List every line in this data where the string "name" occurs.
━━━ PROVIDED ENTRIES
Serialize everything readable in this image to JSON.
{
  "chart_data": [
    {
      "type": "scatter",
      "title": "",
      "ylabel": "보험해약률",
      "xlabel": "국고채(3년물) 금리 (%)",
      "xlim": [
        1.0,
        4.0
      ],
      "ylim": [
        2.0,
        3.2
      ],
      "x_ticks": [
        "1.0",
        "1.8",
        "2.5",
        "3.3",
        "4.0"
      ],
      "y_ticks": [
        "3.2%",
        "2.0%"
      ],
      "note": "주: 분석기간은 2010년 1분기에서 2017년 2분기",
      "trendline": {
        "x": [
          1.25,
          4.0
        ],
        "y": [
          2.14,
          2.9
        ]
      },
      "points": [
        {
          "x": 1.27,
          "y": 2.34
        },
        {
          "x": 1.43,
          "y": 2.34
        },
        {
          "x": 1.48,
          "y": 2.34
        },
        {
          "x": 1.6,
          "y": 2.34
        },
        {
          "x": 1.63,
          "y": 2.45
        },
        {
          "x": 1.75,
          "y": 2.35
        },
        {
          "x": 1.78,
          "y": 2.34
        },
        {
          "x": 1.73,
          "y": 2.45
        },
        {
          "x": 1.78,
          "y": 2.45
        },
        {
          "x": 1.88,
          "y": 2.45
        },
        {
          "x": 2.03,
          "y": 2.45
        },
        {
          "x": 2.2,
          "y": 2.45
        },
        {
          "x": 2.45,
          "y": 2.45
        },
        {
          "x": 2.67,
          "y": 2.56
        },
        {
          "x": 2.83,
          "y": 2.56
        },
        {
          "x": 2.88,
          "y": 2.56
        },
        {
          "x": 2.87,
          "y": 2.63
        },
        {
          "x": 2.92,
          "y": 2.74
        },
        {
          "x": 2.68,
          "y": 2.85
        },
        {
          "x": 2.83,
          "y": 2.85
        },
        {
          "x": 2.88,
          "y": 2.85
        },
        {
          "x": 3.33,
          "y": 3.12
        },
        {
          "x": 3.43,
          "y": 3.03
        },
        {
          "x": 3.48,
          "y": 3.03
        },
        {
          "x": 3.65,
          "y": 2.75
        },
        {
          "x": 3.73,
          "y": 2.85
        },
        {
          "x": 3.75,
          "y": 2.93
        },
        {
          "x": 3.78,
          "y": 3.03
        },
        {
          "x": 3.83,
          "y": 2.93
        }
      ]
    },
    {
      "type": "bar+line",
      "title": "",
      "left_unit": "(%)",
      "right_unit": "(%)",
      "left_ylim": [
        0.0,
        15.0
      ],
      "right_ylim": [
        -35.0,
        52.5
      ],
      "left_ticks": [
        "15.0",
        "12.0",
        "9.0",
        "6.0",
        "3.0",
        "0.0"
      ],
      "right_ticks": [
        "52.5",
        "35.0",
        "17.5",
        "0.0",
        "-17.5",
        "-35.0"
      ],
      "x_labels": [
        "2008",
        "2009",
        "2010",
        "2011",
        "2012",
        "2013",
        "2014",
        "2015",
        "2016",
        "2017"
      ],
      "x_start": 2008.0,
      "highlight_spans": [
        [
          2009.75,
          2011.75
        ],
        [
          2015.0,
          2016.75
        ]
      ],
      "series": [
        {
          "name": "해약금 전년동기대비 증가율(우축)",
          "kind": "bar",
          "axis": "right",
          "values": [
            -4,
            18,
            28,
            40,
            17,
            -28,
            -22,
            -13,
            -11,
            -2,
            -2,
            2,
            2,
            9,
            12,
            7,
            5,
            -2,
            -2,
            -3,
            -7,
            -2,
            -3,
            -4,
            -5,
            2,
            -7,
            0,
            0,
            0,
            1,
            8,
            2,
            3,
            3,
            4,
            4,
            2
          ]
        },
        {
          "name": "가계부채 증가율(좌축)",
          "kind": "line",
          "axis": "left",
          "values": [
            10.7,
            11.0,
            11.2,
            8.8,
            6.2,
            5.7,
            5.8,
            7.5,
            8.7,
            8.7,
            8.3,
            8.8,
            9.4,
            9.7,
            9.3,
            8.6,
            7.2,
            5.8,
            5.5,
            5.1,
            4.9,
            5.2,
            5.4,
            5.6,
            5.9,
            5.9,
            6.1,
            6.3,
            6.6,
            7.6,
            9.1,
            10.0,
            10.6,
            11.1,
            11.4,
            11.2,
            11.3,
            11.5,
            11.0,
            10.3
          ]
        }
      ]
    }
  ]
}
━━━━━━
━━━ PROVIDED ENTRIES
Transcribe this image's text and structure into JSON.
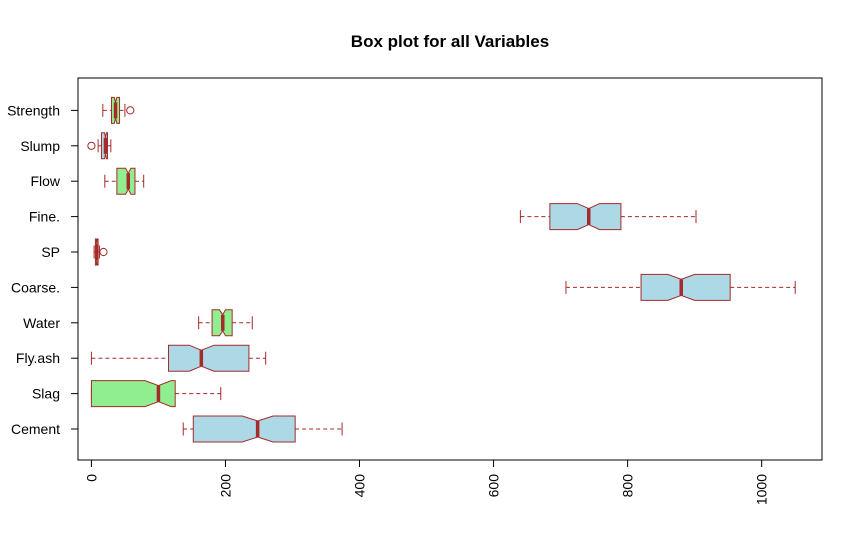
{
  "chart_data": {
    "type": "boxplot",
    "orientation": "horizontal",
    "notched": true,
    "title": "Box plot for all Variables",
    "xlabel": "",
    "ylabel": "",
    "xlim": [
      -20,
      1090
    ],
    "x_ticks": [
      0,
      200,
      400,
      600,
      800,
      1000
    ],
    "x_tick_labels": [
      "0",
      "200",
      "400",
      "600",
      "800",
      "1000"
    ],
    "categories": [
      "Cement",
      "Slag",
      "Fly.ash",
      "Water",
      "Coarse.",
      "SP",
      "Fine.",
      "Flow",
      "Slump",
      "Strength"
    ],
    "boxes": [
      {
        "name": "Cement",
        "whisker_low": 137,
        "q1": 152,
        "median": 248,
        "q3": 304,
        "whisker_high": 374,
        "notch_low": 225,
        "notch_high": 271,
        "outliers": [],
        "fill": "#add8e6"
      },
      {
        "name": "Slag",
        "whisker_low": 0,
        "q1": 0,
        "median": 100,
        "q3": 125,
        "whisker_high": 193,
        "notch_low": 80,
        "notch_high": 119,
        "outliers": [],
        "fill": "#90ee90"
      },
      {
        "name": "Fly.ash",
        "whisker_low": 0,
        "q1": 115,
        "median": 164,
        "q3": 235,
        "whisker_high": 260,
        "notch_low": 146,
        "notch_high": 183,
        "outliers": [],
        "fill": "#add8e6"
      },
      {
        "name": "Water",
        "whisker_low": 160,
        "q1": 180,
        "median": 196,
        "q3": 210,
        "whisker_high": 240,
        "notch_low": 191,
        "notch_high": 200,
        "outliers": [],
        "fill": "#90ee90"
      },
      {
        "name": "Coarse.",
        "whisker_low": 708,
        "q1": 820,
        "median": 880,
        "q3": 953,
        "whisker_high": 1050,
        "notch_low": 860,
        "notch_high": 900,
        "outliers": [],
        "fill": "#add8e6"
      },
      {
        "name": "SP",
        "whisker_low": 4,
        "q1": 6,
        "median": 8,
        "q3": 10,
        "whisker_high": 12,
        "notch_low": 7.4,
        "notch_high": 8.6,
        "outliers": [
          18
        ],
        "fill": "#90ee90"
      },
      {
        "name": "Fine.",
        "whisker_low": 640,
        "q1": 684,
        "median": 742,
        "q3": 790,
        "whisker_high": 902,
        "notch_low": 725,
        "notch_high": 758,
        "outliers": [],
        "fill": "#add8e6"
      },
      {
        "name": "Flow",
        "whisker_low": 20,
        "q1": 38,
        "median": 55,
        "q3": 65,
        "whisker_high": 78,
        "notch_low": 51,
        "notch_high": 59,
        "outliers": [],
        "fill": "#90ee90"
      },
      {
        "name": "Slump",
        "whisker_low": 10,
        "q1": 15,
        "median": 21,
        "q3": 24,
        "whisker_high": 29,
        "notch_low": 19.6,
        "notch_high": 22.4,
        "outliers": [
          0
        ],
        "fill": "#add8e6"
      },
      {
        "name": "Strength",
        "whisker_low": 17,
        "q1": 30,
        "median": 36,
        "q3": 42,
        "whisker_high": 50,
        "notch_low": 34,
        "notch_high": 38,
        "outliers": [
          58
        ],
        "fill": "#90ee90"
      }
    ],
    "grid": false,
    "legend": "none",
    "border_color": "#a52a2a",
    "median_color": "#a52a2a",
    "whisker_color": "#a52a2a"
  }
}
━━━━━━
▶ [RESULT FOR THIS EXERCISE]:
          "name": "해약금 전년동기대비 증가율(우축)",
          "name": "가계부채 증가율(좌축)",
        "name": "Cement",
        "name": "Slag",
        "name": "Fly.ash",
        "name": "Water",
        "name": "Coarse.",
        "name": "SP",
        "name": "Fine.",
        "name": "Flow",
        "name": "Slump",
        "name": "Strength",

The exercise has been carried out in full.